- **SHORT TASK 1**: In the labeled box listing, swap "divider" for "separator" between the lines holding "415, 2189, 445]" and "param-hem-flare-2: Hem Flare", inclusive. Give back only those lines, with nothing else changed.

- **TEXT EXCERPT**:
Six things I’ve learned about travel writing after submitting 1000 posts for Gadling


My blogger dashboard tells me, “you have written 465,451 words in 1,000 posts since you started publishing 1,048 days ago.” Wow! I’ve been working for this wonderful blog for that long? It’s been fun and I’ve learned some important things about travel writing.

The subjects are endless
I got into travel writing years before Gadling hired me, but working for a daily blog made me worried that I wouldn’t have enough material. Boy was I wrong! There’s always a new place to explore or a new exhibition opening or a new archaeological discovery. Instead of having too little to write about I’ve discovered that there’s too much to cover.

For some people, your work is a blank slate
A playwright I know complained to me that, “Some people will use your work as a blank slate on which to project whatever they see in the world.” While the vast majority a Gadling readers understand what they read, there’s a vocal minority who see whatever they want.
A couple of years ago I reported on a smoking ban in Egypt. The comments section erupted with dozens of tirades against the U.S. government restricting our right to smoke. Only a couple commenters acknowledged, “I know this article is about Egypt, but. . .”

It got so bad that one reader exploded:

“THIS ARTICLE IS ABOUT EGYPT!!!!!!!! EGYPT!!!!!!!!!!!!!!!!! NOT THE USA!!!!!!!!!!!!!! ALL YOU SMOKERS STILL HAVE YOUR RIGHTS!!!!!!!!!!!!!!!! SO SHUT UP AND TALK ABOUT EGYPT!!!!!!!!!!!!!!!!!!!”

Nice try, buddy. Nobody listened to you.I also did an article about the Loch Ness Monster going extinct. With tongue firmly in cheek, I wrote, “In the United States, liberals are saying Nessie died of shame from being called a ‘monster’ instead of the more politically correct term ‘evidence-challenged endangered species.’ Conservatives claim Nessie was the first victim of the death panels set up by Obama’s America-hating, terrorist-loving national health care.” Everyone got the joke except for some Obama supporters who piled on me, assuming I was some Bush-era devil. I even got messages in my public email account screaming at me about that one.

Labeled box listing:
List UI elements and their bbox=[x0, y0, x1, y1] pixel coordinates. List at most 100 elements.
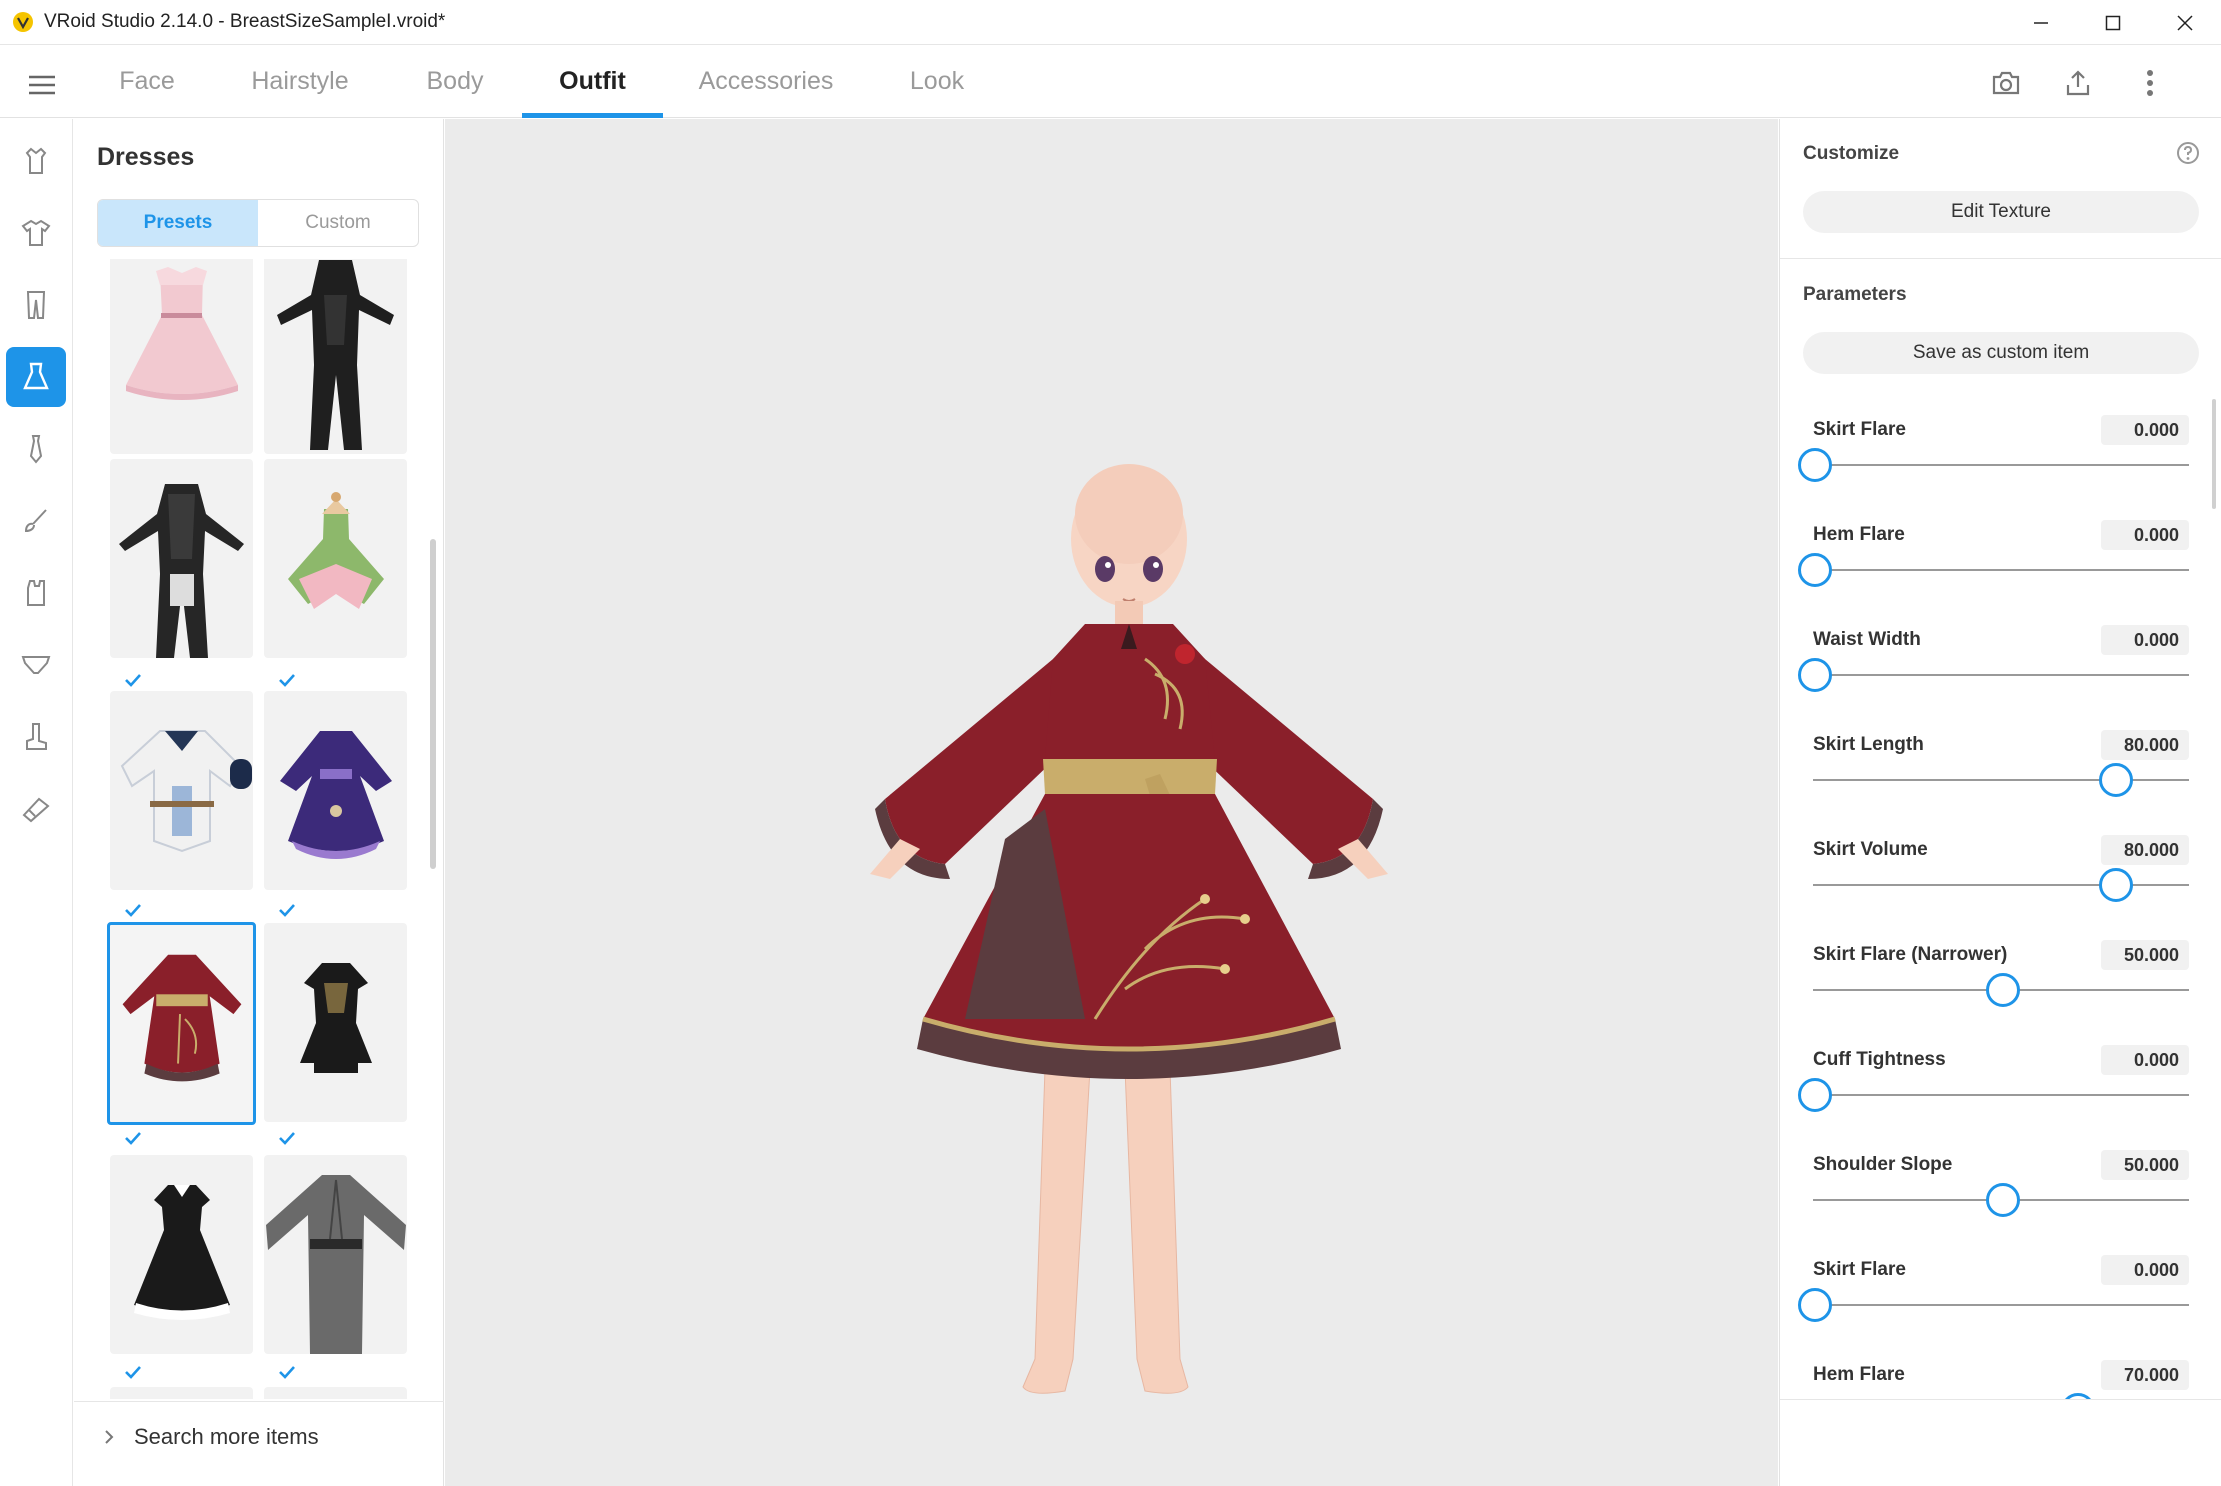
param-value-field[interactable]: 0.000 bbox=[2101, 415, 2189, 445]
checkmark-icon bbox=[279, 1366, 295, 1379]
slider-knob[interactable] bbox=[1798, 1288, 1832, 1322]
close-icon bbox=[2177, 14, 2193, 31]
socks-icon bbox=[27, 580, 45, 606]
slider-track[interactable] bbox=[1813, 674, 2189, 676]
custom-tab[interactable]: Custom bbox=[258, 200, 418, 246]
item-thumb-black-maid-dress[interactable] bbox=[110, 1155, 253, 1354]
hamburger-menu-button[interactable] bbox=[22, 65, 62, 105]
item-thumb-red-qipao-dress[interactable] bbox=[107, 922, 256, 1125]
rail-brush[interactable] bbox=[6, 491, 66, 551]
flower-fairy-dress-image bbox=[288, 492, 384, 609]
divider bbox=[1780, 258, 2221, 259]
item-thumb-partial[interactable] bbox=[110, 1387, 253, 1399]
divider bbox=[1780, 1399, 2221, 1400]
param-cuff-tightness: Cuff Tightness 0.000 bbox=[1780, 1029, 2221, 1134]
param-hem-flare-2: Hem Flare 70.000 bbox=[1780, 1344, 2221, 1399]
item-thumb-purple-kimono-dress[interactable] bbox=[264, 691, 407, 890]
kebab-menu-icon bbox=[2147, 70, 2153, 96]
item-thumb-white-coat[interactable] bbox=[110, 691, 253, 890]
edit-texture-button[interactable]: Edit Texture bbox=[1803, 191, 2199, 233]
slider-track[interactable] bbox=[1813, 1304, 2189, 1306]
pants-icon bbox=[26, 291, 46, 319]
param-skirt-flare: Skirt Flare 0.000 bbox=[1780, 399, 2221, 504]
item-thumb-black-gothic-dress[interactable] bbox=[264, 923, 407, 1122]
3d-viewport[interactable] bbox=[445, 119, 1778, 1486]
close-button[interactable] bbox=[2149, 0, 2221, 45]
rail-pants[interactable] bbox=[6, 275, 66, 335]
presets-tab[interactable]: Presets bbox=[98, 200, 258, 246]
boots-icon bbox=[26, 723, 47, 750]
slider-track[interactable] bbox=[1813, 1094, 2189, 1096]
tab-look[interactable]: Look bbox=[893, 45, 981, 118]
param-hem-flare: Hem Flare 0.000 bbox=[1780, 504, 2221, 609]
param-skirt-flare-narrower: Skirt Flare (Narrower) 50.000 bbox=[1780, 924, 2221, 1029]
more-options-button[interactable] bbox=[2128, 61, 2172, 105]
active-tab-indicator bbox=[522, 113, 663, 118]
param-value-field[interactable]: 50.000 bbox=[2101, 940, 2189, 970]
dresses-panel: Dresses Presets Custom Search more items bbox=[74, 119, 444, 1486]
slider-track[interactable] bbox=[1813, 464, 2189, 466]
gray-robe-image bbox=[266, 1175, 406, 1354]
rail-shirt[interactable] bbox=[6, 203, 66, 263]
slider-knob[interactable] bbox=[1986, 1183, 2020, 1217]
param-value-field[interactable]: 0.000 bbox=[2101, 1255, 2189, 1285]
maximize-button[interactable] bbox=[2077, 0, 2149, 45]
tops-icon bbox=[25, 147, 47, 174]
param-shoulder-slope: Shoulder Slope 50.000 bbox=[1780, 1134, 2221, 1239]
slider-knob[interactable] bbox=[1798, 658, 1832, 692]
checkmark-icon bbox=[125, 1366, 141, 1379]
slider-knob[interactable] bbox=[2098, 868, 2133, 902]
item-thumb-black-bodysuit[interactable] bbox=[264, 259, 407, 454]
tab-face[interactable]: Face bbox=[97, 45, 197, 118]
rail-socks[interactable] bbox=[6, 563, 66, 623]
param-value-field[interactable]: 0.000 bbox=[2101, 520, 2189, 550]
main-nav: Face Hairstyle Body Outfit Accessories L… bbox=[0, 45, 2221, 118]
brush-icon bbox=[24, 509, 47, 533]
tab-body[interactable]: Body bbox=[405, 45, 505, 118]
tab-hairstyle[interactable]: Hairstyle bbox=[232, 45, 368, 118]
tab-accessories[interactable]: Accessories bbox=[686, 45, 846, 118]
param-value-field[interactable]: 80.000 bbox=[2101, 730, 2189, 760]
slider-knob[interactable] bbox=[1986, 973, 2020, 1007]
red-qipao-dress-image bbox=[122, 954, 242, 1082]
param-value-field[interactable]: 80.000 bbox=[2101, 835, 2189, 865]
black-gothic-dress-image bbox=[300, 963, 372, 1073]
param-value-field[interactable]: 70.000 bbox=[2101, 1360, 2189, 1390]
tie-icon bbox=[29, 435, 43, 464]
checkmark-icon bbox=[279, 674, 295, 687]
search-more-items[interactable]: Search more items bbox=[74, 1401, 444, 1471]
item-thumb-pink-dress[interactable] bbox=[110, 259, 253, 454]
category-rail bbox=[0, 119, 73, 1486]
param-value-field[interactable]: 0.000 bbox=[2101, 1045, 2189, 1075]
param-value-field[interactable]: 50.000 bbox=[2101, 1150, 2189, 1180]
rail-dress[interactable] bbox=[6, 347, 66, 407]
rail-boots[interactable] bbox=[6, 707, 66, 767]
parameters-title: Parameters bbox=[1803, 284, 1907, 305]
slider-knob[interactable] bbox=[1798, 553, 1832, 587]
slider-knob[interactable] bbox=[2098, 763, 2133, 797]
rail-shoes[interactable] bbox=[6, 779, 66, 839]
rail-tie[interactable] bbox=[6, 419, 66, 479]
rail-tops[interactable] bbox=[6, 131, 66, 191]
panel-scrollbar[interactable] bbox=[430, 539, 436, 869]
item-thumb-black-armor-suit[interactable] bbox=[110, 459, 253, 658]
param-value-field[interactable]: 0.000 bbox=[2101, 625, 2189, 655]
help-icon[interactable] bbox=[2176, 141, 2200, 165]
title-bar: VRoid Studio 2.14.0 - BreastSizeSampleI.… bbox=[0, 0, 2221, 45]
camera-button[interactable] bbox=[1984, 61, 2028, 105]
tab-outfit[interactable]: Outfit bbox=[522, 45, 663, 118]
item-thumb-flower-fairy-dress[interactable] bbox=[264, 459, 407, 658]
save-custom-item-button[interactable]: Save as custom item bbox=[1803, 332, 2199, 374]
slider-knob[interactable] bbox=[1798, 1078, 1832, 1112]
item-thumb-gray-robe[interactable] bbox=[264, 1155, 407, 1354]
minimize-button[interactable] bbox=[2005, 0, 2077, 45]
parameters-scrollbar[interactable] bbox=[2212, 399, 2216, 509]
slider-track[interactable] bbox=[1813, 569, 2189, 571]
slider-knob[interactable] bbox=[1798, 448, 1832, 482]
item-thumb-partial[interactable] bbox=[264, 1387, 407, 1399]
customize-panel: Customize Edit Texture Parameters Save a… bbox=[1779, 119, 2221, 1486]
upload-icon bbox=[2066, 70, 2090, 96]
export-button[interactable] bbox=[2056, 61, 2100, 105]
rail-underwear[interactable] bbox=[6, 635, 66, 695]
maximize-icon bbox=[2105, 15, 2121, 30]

- **SHORT TASK 2**:
Answer these questions about the travel-writing post.
(a) How many words does the blogger dashboard say were written?
(b) In which country did the reported smoking ban take place?
(c) What creature was the tongue-in-cheek article about going extinct?

- **WORKED SOLUTION 1**:
param-value-field[interactable]: 0.000 bbox=[2101, 415, 2189, 445]
checkmark-icon bbox=[279, 1366, 295, 1379]
slider-knob[interactable] bbox=[1798, 1288, 1832, 1322]
close-icon bbox=[2177, 14, 2193, 31]
socks-icon bbox=[27, 580, 45, 606]
slider-track[interactable] bbox=[1813, 674, 2189, 676]
custom-tab[interactable]: Custom bbox=[258, 200, 418, 246]
item-thumb-black-maid-dress[interactable] bbox=[110, 1155, 253, 1354]
hamburger-menu-button[interactable] bbox=[22, 65, 62, 105]
item-thumb-red-qipao-dress[interactable] bbox=[107, 922, 256, 1125]
rail-brush[interactable] bbox=[6, 491, 66, 551]
flower-fairy-dress-image bbox=[288, 492, 384, 609]
separator bbox=[1780, 258, 2221, 259]
item-thumb-partial[interactable] bbox=[110, 1387, 253, 1399]
separator bbox=[1780, 1399, 2221, 1400]
param-cuff-tightness: Cuff Tightness 0.000 bbox=[1780, 1029, 2221, 1134]
param-hem-flare-2: Hem Flare 70.000 bbox=[1780, 1344, 2221, 1399]

- **WORKED SOLUTION 2**:
(a) 465,451 words.
(b) Egypt.
(c) The Loch Ness Monster.